■ **Problem description**
Copy each line of the data below exactly, leaving out pictures.

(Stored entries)
* Begin *

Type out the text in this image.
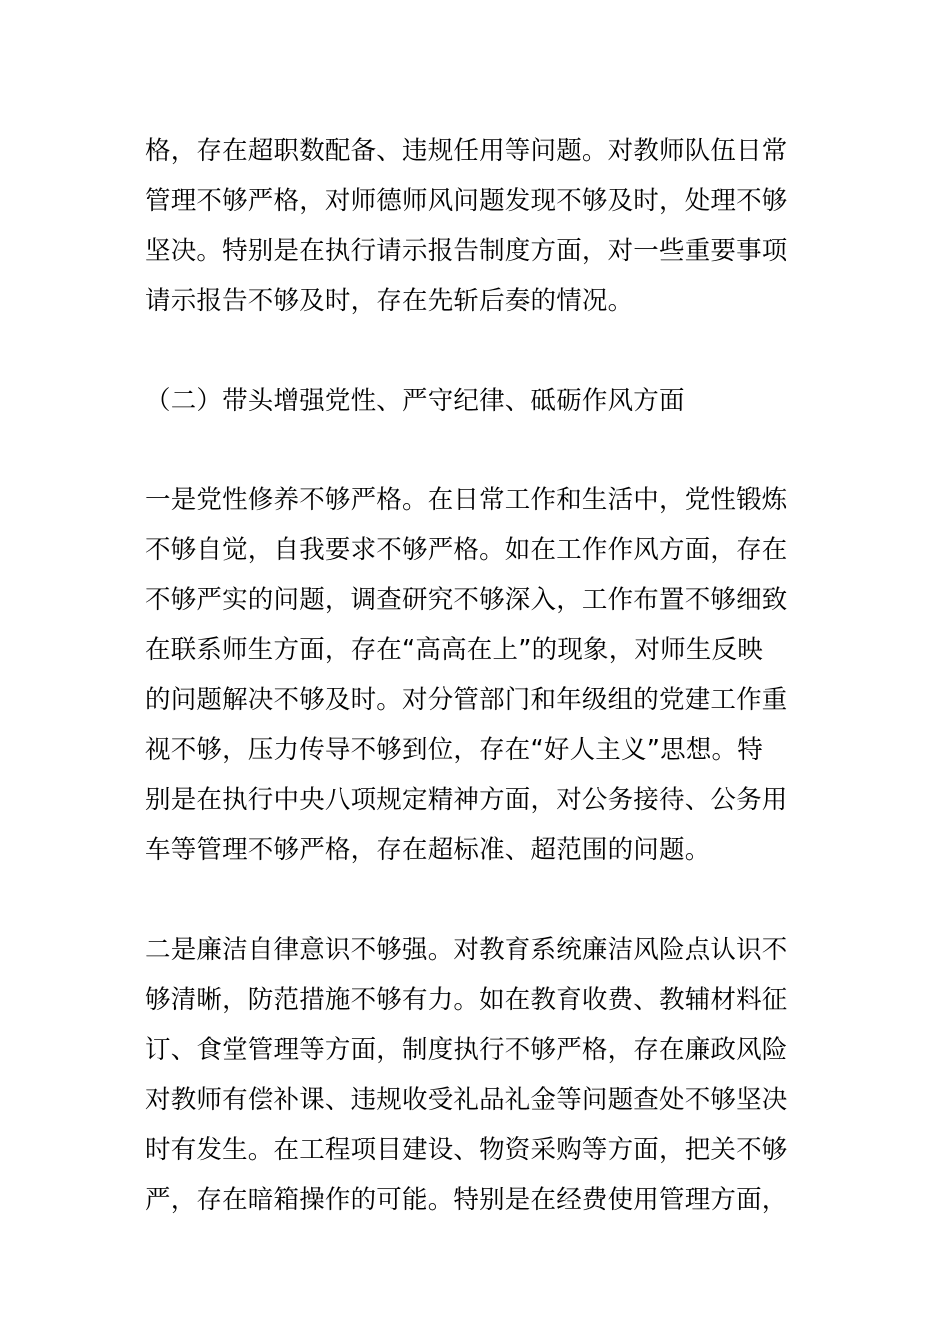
格，存在超职数配备、违规任用等问题。对教师队伍日常
管理不够严格，对师德师风问题发现不够及时，处理不够
坚决。特别是在执行请示报告制度方面，对一些重要事项
请示报告不够及时，存在先斩后奏的情况。
（二）带头增强党性、严守纪律、砥砺作风方面
一是党性修养不够严格。在日常工作和生活中，党性锻炼
不够自觉，自我要求不够严格。如在工作作风方面，存在
不够严实的问题，调查研究不够深入，工作布置不够细致
在联系师生方面，存在“高高在上”的现象，对师生反映
的问题解决不够及时。对分管部门和年级组的党建工作重
视不够，压力传导不够到位，存在“好人主义”思想。特
别是在执行中央八项规定精神方面，对公务接待、公务用
车等管理不够严格，存在超标准、超范围的问题。
二是廉洁自律意识不够强。对教育系统廉洁风险点认识不
够清晰，防范措施不够有力。如在教育收费、教辅材料征
订、食堂管理等方面，制度执行不够严格，存在廉政风险
对教师有偿补课、违规收受礼品礼金等问题查处不够坚决
时有发生。在工程项目建设、物资采购等方面，把关不够
严，存在暗箱操作的可能。特别是在经费使用管理方面，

* End *

■ **Written answer**
Type out the text in this image.
格，存在超职数配备、违规任用等问题。对教师队伍日常
管理不够严格，对师德师风问题发现不够及时，处理不够
坚决。特别是在执行请示报告制度方面，对一些重要事项
请示报告不够及时，存在先斩后奏的情况。
（二）带头增强党性、严守纪律、砥砺作风方面
一是党性修养不够严格。在日常工作和生活中，党性锻炼
不够自觉，自我要求不够严格。如在工作作风方面，存在
不够严实的问题，调查研究不够深入，工作布置不够细致
在联系师生方面，存在“高高在上”的现象，对师生反映
的问题解决不够及时。对分管部门和年级组的党建工作重
视不够，压力传导不够到位，存在“好人主义”思想。特
别是在执行中央八项规定精神方面，对公务接待、公务用
车等管理不够严格，存在超标准、超范围的问题。
二是廉洁自律意识不够强。对教育系统廉洁风险点认识不
够清晰，防范措施不够有力。如在教育收费、教辅材料征
订、食堂管理等方面，制度执行不够严格，存在廉政风险
对教师有偿补课、违规收受礼品礼金等问题查处不够坚决
时有发生。在工程项目建设、物资采购等方面，把关不够
严，存在暗箱操作的可能。特别是在经费使用管理方面，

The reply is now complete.